═══ DATASET ═══
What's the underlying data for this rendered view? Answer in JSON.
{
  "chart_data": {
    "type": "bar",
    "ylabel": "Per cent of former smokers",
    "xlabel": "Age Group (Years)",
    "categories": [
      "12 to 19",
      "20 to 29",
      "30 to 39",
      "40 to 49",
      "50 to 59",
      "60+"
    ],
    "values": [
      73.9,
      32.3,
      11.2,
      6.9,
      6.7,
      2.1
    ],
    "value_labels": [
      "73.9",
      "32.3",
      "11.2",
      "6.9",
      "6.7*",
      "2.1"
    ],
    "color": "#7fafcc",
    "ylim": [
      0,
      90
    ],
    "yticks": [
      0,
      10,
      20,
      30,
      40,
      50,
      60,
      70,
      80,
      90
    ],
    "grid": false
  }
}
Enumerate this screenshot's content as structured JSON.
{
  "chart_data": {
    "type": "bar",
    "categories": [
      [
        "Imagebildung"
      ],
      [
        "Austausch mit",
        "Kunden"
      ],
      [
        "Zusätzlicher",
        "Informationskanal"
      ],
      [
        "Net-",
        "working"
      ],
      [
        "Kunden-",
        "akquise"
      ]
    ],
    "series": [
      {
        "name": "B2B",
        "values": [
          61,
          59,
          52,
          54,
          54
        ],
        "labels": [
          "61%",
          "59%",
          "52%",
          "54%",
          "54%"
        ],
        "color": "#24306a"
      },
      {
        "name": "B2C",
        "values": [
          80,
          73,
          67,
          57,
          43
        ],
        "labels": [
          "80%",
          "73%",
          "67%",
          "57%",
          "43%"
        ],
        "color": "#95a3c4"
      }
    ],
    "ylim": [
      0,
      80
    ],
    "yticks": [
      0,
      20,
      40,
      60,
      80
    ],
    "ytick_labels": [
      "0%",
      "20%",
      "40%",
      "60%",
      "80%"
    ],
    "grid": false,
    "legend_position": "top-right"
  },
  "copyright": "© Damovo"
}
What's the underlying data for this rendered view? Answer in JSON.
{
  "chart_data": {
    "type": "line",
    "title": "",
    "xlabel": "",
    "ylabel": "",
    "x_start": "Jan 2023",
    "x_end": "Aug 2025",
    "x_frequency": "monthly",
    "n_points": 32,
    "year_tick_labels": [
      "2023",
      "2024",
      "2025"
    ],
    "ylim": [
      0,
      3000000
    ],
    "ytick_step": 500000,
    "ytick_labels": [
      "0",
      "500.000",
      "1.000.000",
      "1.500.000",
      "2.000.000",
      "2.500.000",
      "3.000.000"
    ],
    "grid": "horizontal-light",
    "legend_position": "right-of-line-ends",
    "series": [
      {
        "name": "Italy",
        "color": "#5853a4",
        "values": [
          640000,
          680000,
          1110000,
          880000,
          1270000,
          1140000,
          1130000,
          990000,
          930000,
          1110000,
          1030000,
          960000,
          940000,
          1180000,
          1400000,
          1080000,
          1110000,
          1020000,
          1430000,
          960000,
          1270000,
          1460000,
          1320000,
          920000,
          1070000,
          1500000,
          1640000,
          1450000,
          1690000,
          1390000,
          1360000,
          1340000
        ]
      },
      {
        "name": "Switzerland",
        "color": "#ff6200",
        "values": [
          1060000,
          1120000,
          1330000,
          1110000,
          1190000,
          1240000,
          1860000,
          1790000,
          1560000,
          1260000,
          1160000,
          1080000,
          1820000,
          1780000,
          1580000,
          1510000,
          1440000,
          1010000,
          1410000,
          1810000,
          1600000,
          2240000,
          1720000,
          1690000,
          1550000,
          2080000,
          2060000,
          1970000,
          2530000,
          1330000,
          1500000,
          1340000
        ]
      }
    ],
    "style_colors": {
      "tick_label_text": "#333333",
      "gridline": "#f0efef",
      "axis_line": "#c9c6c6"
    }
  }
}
═══
> WHAT IS BEING ASKED
Return all lines of the material above in which the word "ylabel" occurs.

> WRITTEN RESPONSE
    "ylabel": "Per cent of former smokers",
    "ylabel": "",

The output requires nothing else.